* WHAT THE TASK ASKS
Below are some records; reproduce every one of them exactly.

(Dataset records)
☆ ☆ ☆ ☆
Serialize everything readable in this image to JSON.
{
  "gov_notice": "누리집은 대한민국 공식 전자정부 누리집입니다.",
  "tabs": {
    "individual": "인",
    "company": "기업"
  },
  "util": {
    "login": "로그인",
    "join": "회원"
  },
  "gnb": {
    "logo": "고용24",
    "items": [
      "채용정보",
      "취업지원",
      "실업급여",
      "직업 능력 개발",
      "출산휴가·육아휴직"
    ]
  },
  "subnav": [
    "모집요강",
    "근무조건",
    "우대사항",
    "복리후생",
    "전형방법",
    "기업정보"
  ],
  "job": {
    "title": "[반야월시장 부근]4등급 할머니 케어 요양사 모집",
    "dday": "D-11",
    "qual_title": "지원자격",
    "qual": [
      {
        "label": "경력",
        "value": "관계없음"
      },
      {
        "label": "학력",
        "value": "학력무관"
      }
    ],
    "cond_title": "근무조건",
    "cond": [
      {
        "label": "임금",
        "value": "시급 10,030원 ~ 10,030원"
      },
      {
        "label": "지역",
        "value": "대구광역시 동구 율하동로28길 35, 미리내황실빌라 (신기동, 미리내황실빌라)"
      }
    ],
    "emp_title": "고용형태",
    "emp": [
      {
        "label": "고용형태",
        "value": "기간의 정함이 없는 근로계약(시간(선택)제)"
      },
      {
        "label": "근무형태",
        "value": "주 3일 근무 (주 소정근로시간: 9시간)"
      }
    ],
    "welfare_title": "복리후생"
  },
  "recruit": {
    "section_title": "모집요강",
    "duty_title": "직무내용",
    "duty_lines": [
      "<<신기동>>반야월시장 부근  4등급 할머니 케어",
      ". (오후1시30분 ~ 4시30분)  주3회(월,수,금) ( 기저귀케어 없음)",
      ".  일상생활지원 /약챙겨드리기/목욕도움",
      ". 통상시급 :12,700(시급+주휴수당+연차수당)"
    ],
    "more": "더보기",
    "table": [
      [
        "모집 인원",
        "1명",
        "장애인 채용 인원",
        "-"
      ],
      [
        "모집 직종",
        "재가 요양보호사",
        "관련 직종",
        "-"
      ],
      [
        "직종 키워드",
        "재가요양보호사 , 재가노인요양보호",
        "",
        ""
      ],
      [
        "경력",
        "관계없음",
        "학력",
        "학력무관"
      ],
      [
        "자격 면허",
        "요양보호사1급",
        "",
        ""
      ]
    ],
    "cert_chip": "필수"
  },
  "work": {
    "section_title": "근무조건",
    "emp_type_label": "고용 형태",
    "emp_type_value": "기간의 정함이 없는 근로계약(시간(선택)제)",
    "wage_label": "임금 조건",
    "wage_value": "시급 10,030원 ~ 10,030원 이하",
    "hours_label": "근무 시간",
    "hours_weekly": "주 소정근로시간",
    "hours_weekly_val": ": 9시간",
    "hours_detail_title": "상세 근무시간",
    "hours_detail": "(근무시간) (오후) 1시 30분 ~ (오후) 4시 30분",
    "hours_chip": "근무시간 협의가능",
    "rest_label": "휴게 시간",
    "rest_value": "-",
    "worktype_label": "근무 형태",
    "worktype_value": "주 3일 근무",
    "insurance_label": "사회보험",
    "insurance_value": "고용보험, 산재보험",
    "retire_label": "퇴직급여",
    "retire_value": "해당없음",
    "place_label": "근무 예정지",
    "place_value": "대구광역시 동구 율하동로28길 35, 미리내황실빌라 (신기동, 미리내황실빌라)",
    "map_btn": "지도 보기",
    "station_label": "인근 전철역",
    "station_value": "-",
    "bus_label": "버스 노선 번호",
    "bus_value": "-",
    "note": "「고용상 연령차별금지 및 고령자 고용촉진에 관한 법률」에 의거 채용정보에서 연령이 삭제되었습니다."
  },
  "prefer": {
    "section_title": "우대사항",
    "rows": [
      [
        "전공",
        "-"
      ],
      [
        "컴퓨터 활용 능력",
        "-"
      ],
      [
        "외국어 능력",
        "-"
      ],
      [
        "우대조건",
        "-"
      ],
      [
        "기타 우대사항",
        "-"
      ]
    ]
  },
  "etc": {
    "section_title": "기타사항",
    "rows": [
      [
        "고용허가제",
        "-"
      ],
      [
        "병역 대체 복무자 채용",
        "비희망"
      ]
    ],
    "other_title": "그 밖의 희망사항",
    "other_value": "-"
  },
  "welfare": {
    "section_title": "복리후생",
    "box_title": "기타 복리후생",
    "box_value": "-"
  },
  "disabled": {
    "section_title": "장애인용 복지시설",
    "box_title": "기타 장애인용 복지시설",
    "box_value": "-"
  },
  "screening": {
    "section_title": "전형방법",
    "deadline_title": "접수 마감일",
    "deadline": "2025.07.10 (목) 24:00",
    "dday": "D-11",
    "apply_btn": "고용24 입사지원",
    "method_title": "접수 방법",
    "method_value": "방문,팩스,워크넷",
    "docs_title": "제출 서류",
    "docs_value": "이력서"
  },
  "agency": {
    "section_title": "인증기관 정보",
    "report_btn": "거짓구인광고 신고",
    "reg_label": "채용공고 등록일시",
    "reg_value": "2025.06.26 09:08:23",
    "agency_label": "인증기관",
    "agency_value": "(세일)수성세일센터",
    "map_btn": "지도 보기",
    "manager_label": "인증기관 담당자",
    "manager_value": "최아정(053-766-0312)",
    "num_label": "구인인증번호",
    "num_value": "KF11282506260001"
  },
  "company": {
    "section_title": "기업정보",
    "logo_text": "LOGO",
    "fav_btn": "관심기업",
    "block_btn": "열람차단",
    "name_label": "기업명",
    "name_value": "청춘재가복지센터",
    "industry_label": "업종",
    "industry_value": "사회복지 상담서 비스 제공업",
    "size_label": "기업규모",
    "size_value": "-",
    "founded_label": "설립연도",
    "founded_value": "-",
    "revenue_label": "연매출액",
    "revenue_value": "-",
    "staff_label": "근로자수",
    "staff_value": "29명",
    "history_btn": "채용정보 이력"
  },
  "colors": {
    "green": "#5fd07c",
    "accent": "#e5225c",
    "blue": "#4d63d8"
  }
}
☆ ☆ ☆ ☆
* RESULT BELOW
Serialize everything readable in this image to JSON.
{
  "gov_notice": "누리집은 대한민국 공식 전자정부 누리집입니다.",
  "tabs": {
    "individual": "인",
    "company": "기업"
  },
  "util": {
    "login": "로그인",
    "join": "회원"
  },
  "gnb": {
    "logo": "고용24",
    "items": [
      "채용정보",
      "취업지원",
      "실업급여",
      "직업 능력 개발",
      "출산휴가·육아휴직"
    ]
  },
  "subnav": [
    "모집요강",
    "근무조건",
    "우대사항",
    "복리후생",
    "전형방법",
    "기업정보"
  ],
  "job": {
    "title": "[반야월시장 부근]4등급 할머니 케어 요양사 모집",
    "dday": "D-11",
    "qual_title": "지원자격",
    "qual": [
      {
        "label": "경력",
        "value": "관계없음"
      },
      {
        "label": "학력",
        "value": "학력무관"
      }
    ],
    "cond_title": "근무조건",
    "cond": [
      {
        "label": "임금",
        "value": "시급 10,030원 ~ 10,030원"
      },
      {
        "label": "지역",
        "value": "대구광역시 동구 율하동로28길 35, 미리내황실빌라 (신기동, 미리내황실빌라)"
      }
    ],
    "emp_title": "고용형태",
    "emp": [
      {
        "label": "고용형태",
        "value": "기간의 정함이 없는 근로계약(시간(선택)제)"
      },
      {
        "label": "근무형태",
        "value": "주 3일 근무 (주 소정근로시간: 9시간)"
      }
    ],
    "welfare_title": "복리후생"
  },
  "recruit": {
    "section_title": "모집요강",
    "duty_title": "직무내용",
    "duty_lines": [
      "<<신기동>>반야월시장 부근  4등급 할머니 케어",
      ". (오후1시30분 ~ 4시30분)  주3회(월,수,금) ( 기저귀케어 없음)",
      ".  일상생활지원 /약챙겨드리기/목욕도움",
      ". 통상시급 :12,700(시급+주휴수당+연차수당)"
    ],
    "more": "더보기",
    "table": [
      [
        "모집 인원",
        "1명",
        "장애인 채용 인원",
        "-"
      ],
      [
        "모집 직종",
        "재가 요양보호사",
        "관련 직종",
        "-"
      ],
      [
        "직종 키워드",
        "재가요양보호사 , 재가노인요양보호",
        "",
        ""
      ],
      [
        "경력",
        "관계없음",
        "학력",
        "학력무관"
      ],
      [
        "자격 면허",
        "요양보호사1급",
        "",
        ""
      ]
    ],
    "cert_chip": "필수"
  },
  "work": {
    "section_title": "근무조건",
    "emp_type_label": "고용 형태",
    "emp_type_value": "기간의 정함이 없는 근로계약(시간(선택)제)",
    "wage_label": "임금 조건",
    "wage_value": "시급 10,030원 ~ 10,030원 이하",
    "hours_label": "근무 시간",
    "hours_weekly": "주 소정근로시간",
    "hours_weekly_val": ": 9시간",
    "hours_detail_title": "상세 근무시간",
    "hours_detail": "(근무시간) (오후) 1시 30분 ~ (오후) 4시 30분",
    "hours_chip": "근무시간 협의가능",
    "rest_label": "휴게 시간",
    "rest_value": "-",
    "worktype_label": "근무 형태",
    "worktype_value": "주 3일 근무",
    "insurance_label": "사회보험",
    "insurance_value": "고용보험, 산재보험",
    "retire_label": "퇴직급여",
    "retire_value": "해당없음",
    "place_label": "근무 예정지",
    "place_value": "대구광역시 동구 율하동로28길 35, 미리내황실빌라 (신기동, 미리내황실빌라)",
    "map_btn": "지도 보기",
    "station_label": "인근 전철역",
    "station_value": "-",
    "bus_label": "버스 노선 번호",
    "bus_value": "-",
    "note": "「고용상 연령차별금지 및 고령자 고용촉진에 관한 법률」에 의거 채용정보에서 연령이 삭제되었습니다."
  },
  "prefer": {
    "section_title": "우대사항",
    "rows": [
      [
        "전공",
        "-"
      ],
      [
        "컴퓨터 활용 능력",
        "-"
      ],
      [
        "외국어 능력",
        "-"
      ],
      [
        "우대조건",
        "-"
      ],
      [
        "기타 우대사항",
        "-"
      ]
    ]
  },
  "etc": {
    "section_title": "기타사항",
    "rows": [
      [
        "고용허가제",
        "-"
      ],
      [
        "병역 대체 복무자 채용",
        "비희망"
      ]
    ],
    "other_title": "그 밖의 희망사항",
    "other_value": "-"
  },
  "welfare": {
    "section_title": "복리후생",
    "box_title": "기타 복리후생",
    "box_value": "-"
  },
  "disabled": {
    "section_title": "장애인용 복지시설",
    "box_title": "기타 장애인용 복지시설",
    "box_value": "-"
  },
  "screening": {
    "section_title": "전형방법",
    "deadline_title": "접수 마감일",
    "deadline": "2025.07.10 (목) 24:00",
    "dday": "D-11",
    "apply_btn": "고용24 입사지원",
    "method_title": "접수 방법",
    "method_value": "방문,팩스,워크넷",
    "docs_title": "제출 서류",
    "docs_value": "이력서"
  },
  "agency": {
    "section_title": "인증기관 정보",
    "report_btn": "거짓구인광고 신고",
    "reg_label": "채용공고 등록일시",
    "reg_value": "2025.06.26 09:08:23",
    "agency_label": "인증기관",
    "agency_value": "(세일)수성세일센터",
    "map_btn": "지도 보기",
    "manager_label": "인증기관 담당자",
    "manager_value": "최아정(053-766-0312)",
    "num_label": "구인인증번호",
    "num_value": "KF11282506260001"
  },
  "company": {
    "section_title": "기업정보",
    "logo_text": "LOGO",
    "fav_btn": "관심기업",
    "block_btn": "열람차단",
    "name_label": "기업명",
    "name_value": "청춘재가복지센터",
    "industry_label": "업종",
    "industry_value": "사회복지 상담서 비스 제공업",
    "size_label": "기업규모",
    "size_value": "-",
    "founded_label": "설립연도",
    "founded_value": "-",
    "revenue_label": "연매출액",
    "revenue_value": "-",
    "staff_label": "근로자수",
    "staff_value": "29명",
    "history_btn": "채용정보 이력"
  },
  "colors": {
    "green": "#5fd07c",
    "accent": "#e5225c",
    "blue": "#4d63d8"
  }
}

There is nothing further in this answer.